* [Dataset items]
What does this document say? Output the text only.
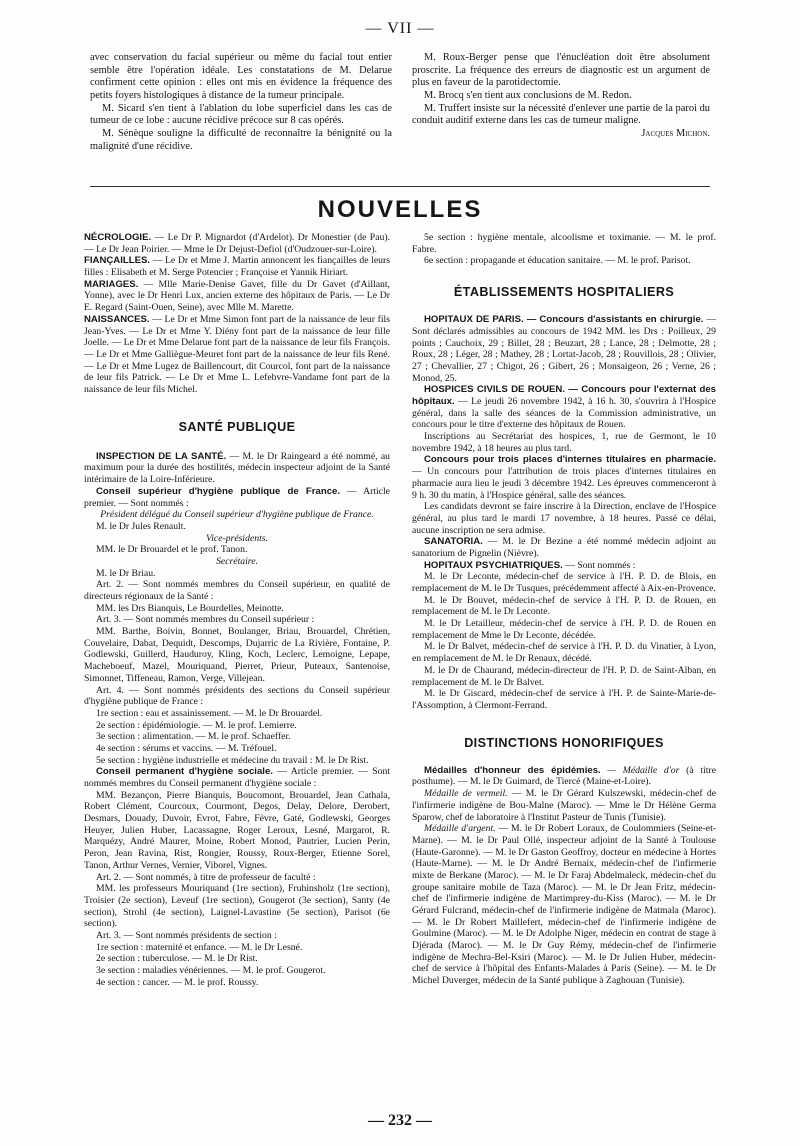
— VII —

avec conservation du facial supérieur ou même du facial tout entier semble être l'opération idéale. Les constatations de M. Delarue confirment cette opinion : elles ont mis en évidence la fréquence des petits foyers histologiques à distance de la tumeur principale.

M. Sicard s'en tient à l'ablation du lobe superficiel dans les cas de tumeur de ce lobe : aucune récidive précoce sur 8 cas opérés.

M. Sénèque souligne la difficulté de reconnaître la bénignité ou la malignité d'une récidive.

M. Roux-Berger pense que l'énucléation doit être absolument proscrite. La fréquence des erreurs de diagnostic est un argument de plus en faveur de la parotidectomie.

M. Brocq s'en tient aux conclusions de M. Redon.

M. Truffert insiste sur la nécessité d'enlever une partie de la paroi du conduit auditif externe dans les cas de tumeur maligne.

Jacques Michon.

NOUVELLES

NÉCROLOGIE. — Le Dr P. Mignardot (d'Ardelot). Dr Monestier (de Pau). — Le Dr Jean Poirier. — Mme le Dr Dejust-Defiol (d'Oudzouer-sur-Loire).

FIANÇAILLES. — Le Dr et Mme J. Martin annoncent les fiançailles de leurs filles : Elisabeth et M. Serge Potencier ; Françoise et Yannik Hiriart.

MARIAGES. — Mlle Marie-Denise Gavet, fille du Dr Gavet (d'Aillant, Yonne), avec le Dr Henri Lux, ancien externe des hôpitaux de Paris. — Le Dr E. Regard (Saint-Ouen, Seine), avec Mlle M. Marette.

NAISSANCES. — Le Dr et Mme Simon font part de la naissance de leur fils Jean-Yves. — Le Dr et Mme Y. Diény font part de la naissance de leur fille Joelle. — Le Dr et Mme Delarue font part de la naissance de leur fils François. — Le Dr et Mme Galliègue-Meuret font part de la naissance de leur fils René. — Le Dr et Mme Lugez de Baillencourt, dit Courcol, font part de la naissance de leur fils Patrick. — Le Dr et Mme L. Lefebvre-Vandame font part de la naissance de leur fils Michel.

SANTÉ PUBLIQUE

INSPECTION DE LA SANTÉ. — M. le Dr Raingeard a été nommé, au maximum pour la durée des hostilités, médecin inspecteur adjoint de la Santé intérimaire de la Loire-Inférieure.

Conseil supérieur d'hygiène publique de France. — Article premier. — Sont nommés :

Président délégué du Conseil supérieur d'hygiène publique de France.

M. le Dr Jules Renault.

Vice-présidents.

MM. le Dr Brouardel et le prof. Tanon.

Secrétaire.

M. le Dr Briau.

Art. 2. — Sont nommés membres du Conseil supérieur, en qualité de directeurs régionaux de la Santé :

MM. les Drs Bianquis, Le Bourdelles, Meinotte.

Art. 3. — Sont nommés membres du Conseil supérieur :

MM. Barthe, Boivin, Bonnet, Boulanger, Briau, Brouardel, Chrétien, Couvelaire, Dabat, Dequidt, Descomps, Dujarric de La Rivière, Fontaine, P. Godlewski, Guillerd, Hauduroy, Kling, Koch, Leclerc, Lemoigne, Lepape, Macheboeuf, Mazel, Mouriquand, Pierret, Prieur, Puteaux, Santenoise, Simonnet, Tiffeneau, Ramon, Verge, Villejean.

Art. 4. — Sont nommés présidents des sections du Conseil supérieur d'hygiène publique de France :

1re section : eau et assainissement. — M. le Dr Brouardel.

2e section : épidémiologie. — M. le prof. Lemierre.

3e section : alimentation. — M. le prof. Schaeffer.

4e section : sérums et vaccins. — M. Tréfouel.

5e section : hygiène industrielle et médecine du travail : M. le Dr Rist.

Conseil permanent d'hygiène sociale. — Article premier. — Sont nommés membres du Conseil permanent d'hygiène sociale :

MM. Bezançon, Pierre Bianquis, Boucomont, Brouardel, Jean Cathala, Robert Clément, Courcoux, Courmont, Degos, Delay, Delore, Derobert, Desmars, Douady, Duvoir, Evrot, Fabre, Fèvre, Gaté, Godlewski, Georges Heuyer, Julien Huber, Lacassagne, Roger Leroux, Lesné, Margarot, R. Marquézy, André Maurer, Moine, Robert Monod, Pautrier, Lucien Perin, Peron, Jean Ravina, Rist, Rongier, Roussy, Roux-Berger, Etienne Sorel, Tanon, Arthur Vernes, Vernier, Viborel, Vignes.

Art. 2. — Sont nommés, à titre de professeur de faculté :

MM. les professeurs Mouriquand (1re section), Fruhinsholz (1re section), Troisier (2e section), Leveuf (1re section), Gougerot (3e section), Santy (4e section), Strohl (4e section), Laignel-Lavastine (5e section), Parisot (6e section).

Art. 3. — Sont nommés présidents de section :

1re section : maternité et enfance. — M. le Dr Lesné.

2e section : tuberculose. — M. le Dr Rist.

3e section : maladies vénériennes. — M. le prof. Gougerot.

4e section : cancer. — M. le prof. Roussy.

5e section : hygiène mentale, alcoolisme et toximanie. — M. le prof. Fabre.

6e section : propagande et éducation sanitaire. — M. le prof. Parisot.

ÉTABLISSEMENTS HOSPITALIERS

HOPITAUX DE PARIS. — Concours d'assistants en chirurgie. — Sont déclarés admissibles au concours de 1942 MM. les Drs : Poilleux, 29 points ; Cauchoix, 29 ; Billet, 28 ; Beuzart, 28 ; Lance, 28 ; Delmotte, 28 ; Roux, 28 ; Léger, 28 ; Mathey, 28 ; Lortat-Jacob, 28 ; Rouvillois, 28 ; Olivier, 27 ; Chevallier, 27 ; Chigot, 26 ; Gibert, 26 ; Monsaigeon, 26 ; Verne, 26 ; Monod, 25.

HOSPICES CIVILS DE ROUEN. — Concours pour l'externat des hôpitaux. — Le jeudi 26 novembre 1942, à 16 h. 30, s'ouvrira à l'Hospice général, dans la salle des séances de la Commission administrative, un concours pour le titre d'externe des hôpitaux de Rouen.

Inscriptions au Secrétariat des hospices, 1, rue de Germont, le 10 novembre 1942, à 18 heures au plus tard.

Concours pour trois places d'internes titulaires en pharmacie. — Un concours pour l'attribution de trois places d'internes titulaires en pharmacie aura lieu le jeudi 3 décembre 1942. Les épreuves commenceront à 9 h. 30 du matin, à l'Hospice général, salle des séances.

Les candidats devront se faire inscrire à la Direction, enclave de l'Hospice général, au plus tard le mardi 17 novembre, à 18 heures. Passé ce délai, aucune inscription ne sera admise.

SANATORIA. — M. le Dr Bezine a été nommé médecin adjoint au sanatorium de Pignelin (Nièvre).

HOPITAUX PSYCHIATRIQUES. — Sont nommés :

M. le Dr Leconte, médecin-chef de service à l'H. P. D. de Blois, en remplacement de M. le Dr Tusques, précédemment affecté à Aix-en-Provence.

M. le Dr Bouvet, médecin-chef de service à l'H. P. D. de Rouen, en remplacement de M. le Dr Leconte.

M. le Dr Letailleur, médecin-chef de service à l'H. P. D. de Rouen en remplacement de Mme le Dr Leconte, décédée.

M. le Dr Balvet, médecin-chef de service à l'H. P. D. du Vinatier, à Lyon, en remplacement de M. le Dr Renaux, décédé.

M. le Dr de Chaurand, médecin-directeur de l'H. P. D. de Saint-Alban, en remplacement de M. le Dr Balvet.

M. le Dr Giscard, médecin-chef de service à l'H. P. de Sainte-Marie-de-l'Assomption, à Clermont-Ferrand.

DISTINCTIONS HONORIFIQUES

Médailles d'honneur des épidémies. — Médaille d'or (à titre posthume). — M. le Dr Guimard, de Tiercé (Maine-et-Loire).

Médaille de vermeil. — M. le Dr Gérard Kulszewski, médecin-chef de l'infirmerie indigène de Bou-Malne (Maroc). — Mme le Dr Hélène Germa Sparow, chef de laboratoire à l'Institut Pasteur de Tunis (Tunisie).

Médaille d'argent. — M. le Dr Robert Loraux, de Coulommiers (Seine-et-Marne). — M. le Dr Paul Ollé, inspecteur adjoint de la Santé à Toulouse (Haute-Garonne). — M. le Dr Gaston Geoffroy, docteur en médecine à Hortes (Haute-Marne). — M. le Dr André Bernaix, médecin-chef de l'infirmerie mixte de Berkane (Maroc). — M. le Dr Faraj Abdelmaleck, médecin-chef du groupe sanitaire mobile de Taza (Maroc). — M. le Dr Jean Fritz, médecin-chef de l'infirmerie indigène de Martimprey-du-Kiss (Maroc). — M. le Dr Gérard Fulcrand, médecin-chef de l'infirmerie indigène de Matmala (Maroc). — M. le Dr Robert Maillefert, médecin-chef de l'infirmerie indigène de Goulmine (Maroc). — M. le Dr Adolphe Niger, médecin en contrat de stage à Djérada (Maroc). — M. le Dr Guy Rémy, médecin-chef de l'infirmerie indigène de Mechra-Bel-Ksiri (Maroc). — M. le Dr Julien Huber, médecin-chef de service à l'hôpital des Enfants-Malades à Paris (Seine). — M. le Dr Michel Duverger, médecin de la Santé publique à Zaghouan (Tunisie).

— 232 —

* [Task to complete]
In the records above, locate each line with the word "Briau". Copy all such lines.

* [Full output]
M. le Dr Briau.
MM. Barthe, Boivin, Bonnet, Boulanger, Briau, Brouardel, Chrétien, Couvelaire, Dabat, Dequidt, Descomps, Dujarric de La Rivière, Fontaine, P. Godlewski, Guillerd, Hauduroy, Kling, Koch, Leclerc, Lemoigne, Lepape, Macheboeuf, Mazel, Mouriquand, Pierret, Prieur, Puteaux, Santenoise, Simonnet, Tiffeneau, Ramon, Verge, Villejean.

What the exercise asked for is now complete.